» DATA LINES
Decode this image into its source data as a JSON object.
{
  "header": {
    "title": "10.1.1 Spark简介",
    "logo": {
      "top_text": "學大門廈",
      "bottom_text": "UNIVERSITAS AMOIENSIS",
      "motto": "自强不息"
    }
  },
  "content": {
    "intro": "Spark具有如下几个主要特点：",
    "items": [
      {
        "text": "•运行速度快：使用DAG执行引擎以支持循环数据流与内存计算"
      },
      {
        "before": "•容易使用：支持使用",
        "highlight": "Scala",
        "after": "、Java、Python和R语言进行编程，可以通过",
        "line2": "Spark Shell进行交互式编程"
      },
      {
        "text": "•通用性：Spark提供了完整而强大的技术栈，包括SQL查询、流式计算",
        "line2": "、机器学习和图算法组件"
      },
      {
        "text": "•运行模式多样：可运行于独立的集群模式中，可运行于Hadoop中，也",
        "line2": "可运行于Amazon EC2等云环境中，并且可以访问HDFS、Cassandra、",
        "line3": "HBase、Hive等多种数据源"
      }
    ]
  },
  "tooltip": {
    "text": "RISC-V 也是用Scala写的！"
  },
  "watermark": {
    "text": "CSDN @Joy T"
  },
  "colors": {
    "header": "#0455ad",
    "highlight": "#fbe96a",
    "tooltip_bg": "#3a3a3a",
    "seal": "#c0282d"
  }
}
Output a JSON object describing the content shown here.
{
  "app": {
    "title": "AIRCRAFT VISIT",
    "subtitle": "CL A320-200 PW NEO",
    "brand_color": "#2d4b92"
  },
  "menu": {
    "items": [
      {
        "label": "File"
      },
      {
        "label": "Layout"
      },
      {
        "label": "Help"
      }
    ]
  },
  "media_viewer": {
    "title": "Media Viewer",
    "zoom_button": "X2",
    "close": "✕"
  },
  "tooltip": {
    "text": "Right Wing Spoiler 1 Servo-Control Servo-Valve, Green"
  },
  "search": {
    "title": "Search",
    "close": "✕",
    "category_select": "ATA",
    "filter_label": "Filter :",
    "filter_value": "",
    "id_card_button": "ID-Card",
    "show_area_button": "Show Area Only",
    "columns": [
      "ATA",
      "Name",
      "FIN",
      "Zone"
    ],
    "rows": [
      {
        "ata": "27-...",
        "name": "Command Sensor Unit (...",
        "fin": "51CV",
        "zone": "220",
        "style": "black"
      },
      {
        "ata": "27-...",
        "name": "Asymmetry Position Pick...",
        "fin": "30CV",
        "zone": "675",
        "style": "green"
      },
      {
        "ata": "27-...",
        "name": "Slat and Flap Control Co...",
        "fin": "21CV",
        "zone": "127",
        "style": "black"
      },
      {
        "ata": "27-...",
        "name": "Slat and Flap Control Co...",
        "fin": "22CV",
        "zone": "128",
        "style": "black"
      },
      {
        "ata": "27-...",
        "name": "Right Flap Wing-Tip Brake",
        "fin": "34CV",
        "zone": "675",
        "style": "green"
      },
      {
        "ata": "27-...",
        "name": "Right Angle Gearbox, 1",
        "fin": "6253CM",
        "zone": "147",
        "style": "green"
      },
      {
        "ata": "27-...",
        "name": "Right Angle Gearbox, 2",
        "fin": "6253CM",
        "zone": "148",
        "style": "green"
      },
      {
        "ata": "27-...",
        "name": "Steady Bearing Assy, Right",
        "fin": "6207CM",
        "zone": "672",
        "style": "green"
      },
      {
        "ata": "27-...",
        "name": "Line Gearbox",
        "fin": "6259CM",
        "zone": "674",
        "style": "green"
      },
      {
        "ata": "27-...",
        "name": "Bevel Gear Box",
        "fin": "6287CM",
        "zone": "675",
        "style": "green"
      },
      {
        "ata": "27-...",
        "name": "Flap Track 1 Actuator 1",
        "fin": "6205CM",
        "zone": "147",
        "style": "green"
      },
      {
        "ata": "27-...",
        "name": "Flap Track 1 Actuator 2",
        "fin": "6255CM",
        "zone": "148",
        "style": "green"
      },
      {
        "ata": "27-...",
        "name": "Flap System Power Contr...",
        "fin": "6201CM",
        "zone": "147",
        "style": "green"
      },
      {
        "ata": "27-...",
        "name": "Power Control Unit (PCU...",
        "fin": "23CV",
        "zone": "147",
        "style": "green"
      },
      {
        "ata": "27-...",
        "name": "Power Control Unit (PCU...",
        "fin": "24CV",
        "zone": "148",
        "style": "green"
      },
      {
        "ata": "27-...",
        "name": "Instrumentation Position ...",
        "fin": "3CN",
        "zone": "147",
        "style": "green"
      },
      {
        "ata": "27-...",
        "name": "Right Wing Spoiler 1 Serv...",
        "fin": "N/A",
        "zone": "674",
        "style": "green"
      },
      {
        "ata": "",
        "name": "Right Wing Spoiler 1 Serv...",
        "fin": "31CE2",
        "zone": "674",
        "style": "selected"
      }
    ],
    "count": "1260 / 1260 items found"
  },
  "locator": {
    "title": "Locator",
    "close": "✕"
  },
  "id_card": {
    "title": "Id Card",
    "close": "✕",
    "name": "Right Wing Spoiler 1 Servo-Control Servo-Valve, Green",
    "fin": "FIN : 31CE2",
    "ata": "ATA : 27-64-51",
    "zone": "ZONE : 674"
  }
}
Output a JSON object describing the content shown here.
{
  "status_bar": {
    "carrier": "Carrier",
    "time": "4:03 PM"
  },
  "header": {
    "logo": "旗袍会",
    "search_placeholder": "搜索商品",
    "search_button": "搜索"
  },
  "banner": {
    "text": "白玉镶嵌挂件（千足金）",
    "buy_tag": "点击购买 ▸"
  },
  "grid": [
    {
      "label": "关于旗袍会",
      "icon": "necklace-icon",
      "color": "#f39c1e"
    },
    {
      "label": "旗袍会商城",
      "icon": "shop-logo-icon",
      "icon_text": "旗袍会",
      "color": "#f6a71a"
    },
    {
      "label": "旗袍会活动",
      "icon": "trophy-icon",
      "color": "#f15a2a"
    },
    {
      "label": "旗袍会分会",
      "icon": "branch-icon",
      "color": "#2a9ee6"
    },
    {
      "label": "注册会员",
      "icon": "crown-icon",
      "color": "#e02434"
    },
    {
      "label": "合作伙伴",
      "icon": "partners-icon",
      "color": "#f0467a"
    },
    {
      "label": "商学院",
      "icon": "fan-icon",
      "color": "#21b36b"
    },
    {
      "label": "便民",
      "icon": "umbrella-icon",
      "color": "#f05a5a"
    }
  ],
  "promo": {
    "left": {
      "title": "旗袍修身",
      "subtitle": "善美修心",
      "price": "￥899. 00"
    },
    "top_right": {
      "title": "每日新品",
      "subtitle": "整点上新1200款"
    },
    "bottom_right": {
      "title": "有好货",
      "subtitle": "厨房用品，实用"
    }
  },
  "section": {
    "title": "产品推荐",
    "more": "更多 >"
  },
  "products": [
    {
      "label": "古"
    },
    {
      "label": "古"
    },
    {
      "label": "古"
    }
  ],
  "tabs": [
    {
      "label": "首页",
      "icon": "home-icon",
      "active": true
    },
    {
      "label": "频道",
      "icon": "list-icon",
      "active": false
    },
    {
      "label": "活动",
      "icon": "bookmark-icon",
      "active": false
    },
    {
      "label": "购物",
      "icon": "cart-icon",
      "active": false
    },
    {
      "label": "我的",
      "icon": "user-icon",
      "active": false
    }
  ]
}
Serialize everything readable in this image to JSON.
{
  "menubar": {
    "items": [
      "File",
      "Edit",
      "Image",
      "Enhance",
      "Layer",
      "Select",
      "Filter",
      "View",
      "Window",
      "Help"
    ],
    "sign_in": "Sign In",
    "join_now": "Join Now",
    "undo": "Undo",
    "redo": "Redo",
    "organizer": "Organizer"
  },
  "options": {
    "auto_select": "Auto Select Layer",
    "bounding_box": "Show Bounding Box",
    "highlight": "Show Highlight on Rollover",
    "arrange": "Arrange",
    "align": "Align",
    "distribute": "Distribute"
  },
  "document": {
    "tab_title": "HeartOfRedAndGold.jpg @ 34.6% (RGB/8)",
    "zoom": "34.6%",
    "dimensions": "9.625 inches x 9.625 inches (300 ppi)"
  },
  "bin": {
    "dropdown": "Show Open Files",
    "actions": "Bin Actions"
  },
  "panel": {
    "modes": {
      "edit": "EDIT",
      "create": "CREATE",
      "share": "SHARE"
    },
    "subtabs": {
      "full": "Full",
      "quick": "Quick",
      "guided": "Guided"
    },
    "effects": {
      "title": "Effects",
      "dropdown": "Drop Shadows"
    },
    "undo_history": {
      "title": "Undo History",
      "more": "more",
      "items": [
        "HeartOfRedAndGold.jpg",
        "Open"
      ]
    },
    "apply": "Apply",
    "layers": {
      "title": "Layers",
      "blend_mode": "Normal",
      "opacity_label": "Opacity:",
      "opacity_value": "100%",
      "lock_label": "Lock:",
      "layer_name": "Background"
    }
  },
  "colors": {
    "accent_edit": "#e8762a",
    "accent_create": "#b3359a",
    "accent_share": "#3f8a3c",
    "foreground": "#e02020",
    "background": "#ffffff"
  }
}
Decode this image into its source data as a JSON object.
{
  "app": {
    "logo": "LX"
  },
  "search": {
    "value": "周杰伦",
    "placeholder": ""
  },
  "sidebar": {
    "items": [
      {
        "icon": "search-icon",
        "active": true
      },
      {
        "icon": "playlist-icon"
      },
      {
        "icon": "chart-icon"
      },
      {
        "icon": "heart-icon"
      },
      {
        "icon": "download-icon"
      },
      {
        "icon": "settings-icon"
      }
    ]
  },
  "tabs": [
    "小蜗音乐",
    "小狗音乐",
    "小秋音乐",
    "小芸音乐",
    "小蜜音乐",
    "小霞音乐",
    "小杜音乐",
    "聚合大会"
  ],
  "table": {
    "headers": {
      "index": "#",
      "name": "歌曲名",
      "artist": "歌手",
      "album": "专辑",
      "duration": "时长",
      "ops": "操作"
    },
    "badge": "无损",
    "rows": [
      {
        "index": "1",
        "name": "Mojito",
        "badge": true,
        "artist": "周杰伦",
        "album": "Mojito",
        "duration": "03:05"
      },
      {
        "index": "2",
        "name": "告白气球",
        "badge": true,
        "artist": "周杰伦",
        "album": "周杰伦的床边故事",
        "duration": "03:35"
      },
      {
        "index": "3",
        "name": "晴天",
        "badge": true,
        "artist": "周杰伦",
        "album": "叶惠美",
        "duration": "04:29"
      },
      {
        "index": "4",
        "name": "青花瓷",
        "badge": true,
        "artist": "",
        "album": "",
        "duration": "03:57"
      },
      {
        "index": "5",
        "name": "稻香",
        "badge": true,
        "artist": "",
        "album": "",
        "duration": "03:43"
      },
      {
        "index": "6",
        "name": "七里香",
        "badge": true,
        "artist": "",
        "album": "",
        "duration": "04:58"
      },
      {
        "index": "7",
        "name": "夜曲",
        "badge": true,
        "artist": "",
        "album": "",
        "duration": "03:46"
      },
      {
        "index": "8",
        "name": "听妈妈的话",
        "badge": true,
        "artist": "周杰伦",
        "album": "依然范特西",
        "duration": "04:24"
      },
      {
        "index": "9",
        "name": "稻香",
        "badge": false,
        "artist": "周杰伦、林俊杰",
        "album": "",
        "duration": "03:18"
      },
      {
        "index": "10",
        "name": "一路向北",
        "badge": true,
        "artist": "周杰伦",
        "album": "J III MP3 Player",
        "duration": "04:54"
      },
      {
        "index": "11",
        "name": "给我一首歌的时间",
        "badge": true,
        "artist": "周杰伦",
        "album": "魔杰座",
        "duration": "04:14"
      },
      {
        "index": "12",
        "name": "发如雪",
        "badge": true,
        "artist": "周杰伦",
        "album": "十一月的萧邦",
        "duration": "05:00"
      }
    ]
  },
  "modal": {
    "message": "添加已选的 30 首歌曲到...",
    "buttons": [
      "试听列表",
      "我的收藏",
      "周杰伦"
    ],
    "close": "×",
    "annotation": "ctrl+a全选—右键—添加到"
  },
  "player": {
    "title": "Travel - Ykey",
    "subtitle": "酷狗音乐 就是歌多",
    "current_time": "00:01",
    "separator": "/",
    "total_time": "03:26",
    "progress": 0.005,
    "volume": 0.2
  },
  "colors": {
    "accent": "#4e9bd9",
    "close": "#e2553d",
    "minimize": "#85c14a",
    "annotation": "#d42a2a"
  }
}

» DESCRIPTION OF THE TASK
Scan the material for lines with the word "Spoiler", and copy each line you find.

» WRITTEN SOLUTION
    "text": "Right Wing Spoiler 1 Servo-Control Servo-Valve, Green"
        "name": "Right Wing Spoiler 1 Serv...",
        "name": "Right Wing Spoiler 1 Serv...",
    "name": "Right Wing Spoiler 1 Servo-Control Servo-Valve, Green",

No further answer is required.